It's Expensive to Be Poor. This CEO Wants to Reduce 'Antiquated' Bank Fees and Wait Times
Dan Schulman, president and chief executive officer of PayPal Holdings Inc., arrives for the morning session of the Allen & Co. Media and Technology Conference in Sun Valley, Idaho, U.S., on Wednesday, July 10, 2019.
Patrick T. Fallon/Bloomberg via Getty Images
BY VIVIENNE WALT
JANUARY 9, 2022 7:00 AM EST
PayPal’s CEO and president did not learn his most important business lesson in the C-suite of the $215-billion fintech platform, which he has led since 2014; nor in his previous top jobs at T-Mobile, Sprint, Virgin Mobile or Priceline. In his mind, it came from Krav Maga, the Israeli martial art, which he learned as a teenager and, at 63, still practices every day: “If you stand still, you’re asking to be hit,” Dan Schulman says. Introducing the new season of his podcast (called “Never Stand Still”) he says, “You have to stay in motion to thrive and be competitive. I’ve applied that lesson throughout my career, not just to business, but in life.”
Schulman’s industry is in rapid motion these days: The new technologies of distributed finance and cryptocurrency are radically reshaping people’s behavior, and prompting central banks to scramble to adapt. PayPal itself lagged in embracing crypto, but in April 2021 it began offering digital currencies for all payments. Now Schulman is convinced that crypto will dramatically change people’s financial lives for the better.
Dating from a time when financial executives were far less likely to reveal their opinions, Schulman has not been shy in stating his, about everything from discriminatory bank practices and wealth inequities. That, he says, has meant putting his views into reality in the way he leads PayPal. In 2019 he raised wages and cut health-care costs for lower-pay employees.
Schulman agreed to sit still long enough for a Zoom interview in December. He spoke with TIME’s Vivienne Walt about how his very public commitments to social justice mesh with the way he leads PayPal’s 26,500 employees.

::::

What you have to do:
Please return the whole PayPal CEO article above, word for word and without any changes.

::::

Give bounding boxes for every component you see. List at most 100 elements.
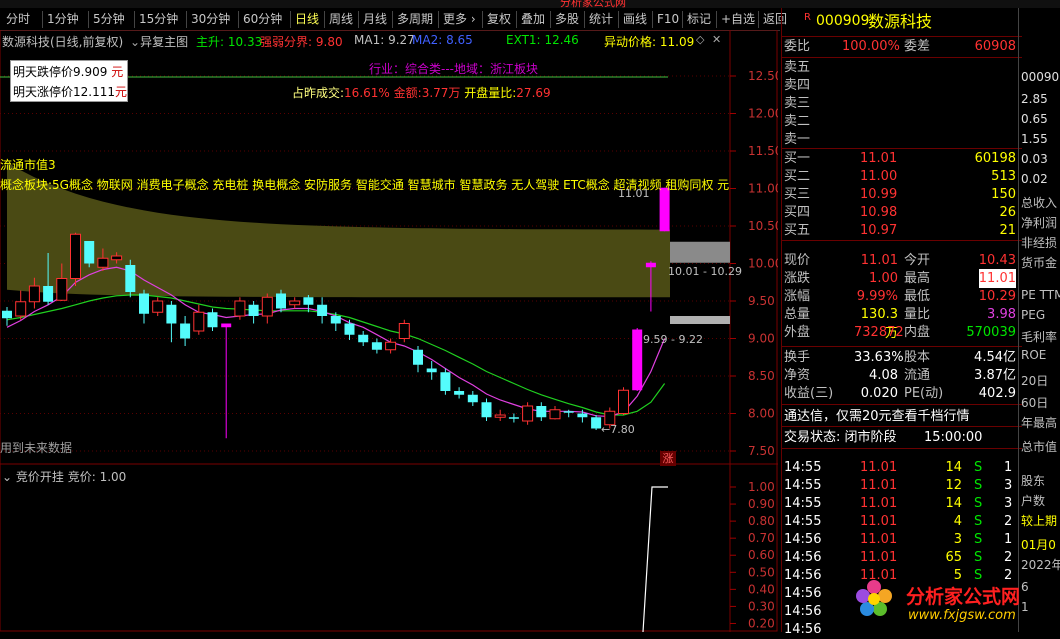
- rp-line-6: [782, 404, 1022, 405]
- toolbar-btn-13[interactable]: 多股: [550, 11, 579, 28]
- y-label-4: 10.50: [748, 219, 778, 233]
- toolbar-btn-15[interactable]: 画线: [618, 11, 647, 28]
- tick-row-4: 14:56 11.01 3 S 1: [784, 532, 1013, 547]
- buy-row-3: 买四 10.98 26: [784, 205, 1016, 220]
- y-label-8: 8.50: [748, 369, 775, 383]
- candle-body-2: [28, 285, 40, 303]
- toolbar-btn-10[interactable]: 更多 ›: [438, 11, 476, 28]
- stat-row-1: 涨跌 1.00 最高 11.01: [784, 269, 1016, 288]
- ext1-indicator: EXT1: 12.46: [506, 33, 579, 47]
- menu-strip-text: 分析家公式网: [560, 0, 626, 8]
- resistance-zone: [670, 241, 730, 263]
- f10-item-17: 总市值: [1021, 440, 1058, 454]
- candle-body-0: [2, 310, 12, 319]
- f10-item-5: 0.02: [1021, 172, 1048, 186]
- buy-row-0: 买一 11.01 60198: [784, 151, 1016, 166]
- f10-item-3: 1.55: [1021, 132, 1048, 146]
- candle-body-30: [413, 349, 423, 365]
- candle-body-1: [15, 301, 27, 317]
- sub-y-label-5: 0.50: [748, 565, 775, 579]
- formula-name[interactable]: ⌄异复主图: [130, 33, 188, 50]
- chart-stock-title: 数源科技(日线,前复权): [2, 35, 124, 49]
- candle-body-40: [549, 409, 561, 420]
- candle-body-41: [563, 411, 574, 413]
- rp-line-5: [782, 346, 1022, 347]
- close-icon[interactable]: ✕: [712, 33, 721, 46]
- candle-body-14: [193, 311, 205, 332]
- ma1-indicator: MA1: 9.27: [354, 33, 415, 47]
- sub-y-label-6: 0.40: [748, 582, 775, 596]
- candle-body-11: [152, 300, 164, 313]
- candle-body-29: [398, 323, 410, 339]
- stat-row-4: 外盘 732872 内盘 570039: [784, 325, 1016, 340]
- y-label-0: 12.50: [748, 69, 778, 83]
- y-label-2: 11.50: [748, 144, 778, 158]
- toolbar-btn-17[interactable]: 标记: [682, 11, 711, 28]
- candle-body-15: [207, 312, 218, 328]
- sub-dropdown-icon: ⌄: [2, 470, 16, 484]
- f10-item-20: 较上期: [1021, 514, 1058, 528]
- candle-body-19: [261, 296, 273, 317]
- toolbar-btn-2[interactable]: 5分钟: [88, 11, 125, 28]
- diamond-icon[interactable]: ◇: [696, 33, 704, 46]
- promo-line: 通达信，仅需20元查看千档行情: [784, 409, 970, 424]
- toolbar-btn-7[interactable]: 周线: [324, 11, 353, 28]
- industry-line: 行业：综合类---地域：浙江板块: [369, 62, 538, 76]
- toolbar-btn-9[interactable]: 多周期: [392, 11, 433, 28]
- buy-row-4: 买五 10.97 21: [784, 223, 1016, 238]
- candle-body-16: [221, 323, 232, 328]
- f10-item-14: 20日: [1021, 374, 1049, 388]
- candle-body-7: [97, 257, 109, 268]
- f10-item-0: 00090: [1021, 70, 1060, 84]
- sell-row-2: 卖三: [784, 96, 811, 111]
- up-limit-price: 明天涨停价12.111元: [13, 85, 128, 99]
- y-label-5: 10.00: [748, 257, 778, 271]
- candle-body-25: [344, 323, 355, 335]
- f10-item-2: 0.65: [1021, 112, 1048, 126]
- sub-y-label-2: 0.80: [748, 514, 775, 528]
- sell-row-0: 卖五: [784, 60, 811, 75]
- rp-line-7: [782, 426, 1022, 427]
- main-rise-indicator: 主升: 10.33: [196, 35, 263, 49]
- toolbar-btn-4[interactable]: 30分钟: [186, 11, 230, 28]
- toolbar-btn-5[interactable]: 60分钟: [238, 11, 282, 28]
- kline-chart[interactable]: 12.50 12.00 11.50 11.00 10.50 10.00 9.50 9.00 8.…: [0, 29, 782, 633]
- f10-item-11: PEG: [1021, 308, 1046, 322]
- toolbar-btn-0[interactable]: 分时: [6, 11, 30, 28]
- toolbar-btn-3[interactable]: 15分钟: [134, 11, 178, 28]
- candle-body-22: [303, 297, 314, 305]
- candle-body-18: [248, 304, 259, 316]
- stat2-row-1: 净资 4.08 流通 3.87亿: [784, 368, 1016, 383]
- candle-body-3: [43, 286, 54, 302]
- candle-body-10: [139, 293, 149, 314]
- toolbar-btn-14[interactable]: 统计: [584, 11, 613, 28]
- candle-body-47: [645, 262, 656, 268]
- sub-y-label-4: 0.60: [748, 548, 775, 562]
- sub-y-label-3: 0.70: [748, 531, 775, 545]
- candle-body-33: [454, 391, 465, 395]
- quote-panel: R 000909 数源科技 委比 100.00% 委差 60908 卖五 卖四 卖三 卖二 卖一 买一 1…: [781, 8, 1022, 637]
- stat-row-2: 涨幅 9.99% 最低 10.29: [784, 289, 1016, 304]
- candle-body-4: [56, 278, 68, 301]
- down-limit-price: 明天跌停价9.909 元: [13, 65, 124, 79]
- toolbar-btn-11[interactable]: 复权: [482, 11, 511, 28]
- sub-chart-header[interactable]: ⌄ 竞价开挂 竞价: 1.00: [2, 468, 126, 485]
- toolbar-btn-18[interactable]: +自选: [716, 11, 755, 28]
- y-label-10: 7.50: [748, 444, 775, 458]
- rp-line-4: [782, 240, 1022, 241]
- auction-line: [642, 486, 668, 633]
- toolbar-btn-12[interactable]: 叠加: [516, 11, 545, 28]
- toolbar-btn-1[interactable]: 1分钟: [42, 11, 79, 28]
- prev-volume-line: 占昨成交:16.61% 金额:3.77万 开盘量比:27.69: [292, 86, 551, 100]
- toolbar-btn-6[interactable]: 日线: [290, 11, 319, 28]
- f10-item-9: 货币金: [1021, 256, 1058, 270]
- sub-y-label-7: 0.30: [748, 599, 775, 613]
- candle-body-31: [426, 368, 437, 373]
- watermark-logo: 分析家公式网 www.fxjgsw.com: [848, 578, 1024, 628]
- toolbar-btn-8[interactable]: 月线: [358, 11, 387, 28]
- toolbar-btn-16[interactable]: F10: [652, 11, 679, 28]
- f10-item-12: 毛利率: [1021, 330, 1058, 344]
- high-price-label: 11.01: [618, 187, 650, 200]
- ma2-indicator: MA2: 8.65: [412, 33, 473, 47]
- sub-y-label-1: 0.90: [748, 497, 775, 511]
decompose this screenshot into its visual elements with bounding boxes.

::::

Output of the task:
It's Expensive to Be Poor. This CEO Wants to Reduce 'Antiquated' Bank Fees and Wait Times
Dan Schulman, president and chief executive officer of PayPal Holdings Inc., arrives for the morning session of the Allen & Co. Media and Technology Conference in Sun Valley, Idaho, U.S., on Wednesday, July 10, 2019.
Patrick T. Fallon/Bloomberg via Getty Images
BY VIVIENNE WALT
JANUARY 9, 2022 7:00 AM EST
PayPal’s CEO and president did not learn his most important business lesson in the C-suite of the $215-billion fintech platform, which he has led since 2014; nor in his previous top jobs at T-Mobile, Sprint, Virgin Mobile or Priceline. In his mind, it came from Krav Maga, the Israeli martial art, which he learned as a teenager and, at 63, still practices every day: “If you stand still, you’re asking to be hit,” Dan Schulman says. Introducing the new season of his podcast (called “Never Stand Still”) he says, “You have to stay in motion to thrive and be competitive. I’ve applied that lesson throughout my career, not just to business, but in life.”
Schulman’s industry is in rapid motion these days: The new technologies of distributed finance and cryptocurrency are radically reshaping people’s behavior, and prompting central banks to scramble to adapt. PayPal itself lagged in embracing crypto, but in April 2021 it began offering digital currencies for all payments. Now Schulman is convinced that crypto will dramatically change people’s financial lives for the better.
Dating from a time when financial executives were far less likely to reveal their opinions, Schulman has not been shy in stating his, about everything from discriminatory bank practices and wealth inequities. That, he says, has meant putting his views into reality in the way he leads PayPal. In 2019 he raised wages and cut health-care costs for lower-pay employees.
Schulman agreed to sit still long enough for a Zoom interview in December. He spoke with TIME’s Vivienne Walt about how his very public commitments to social justice mesh with the way he leads PayPal’s 26,500 employees.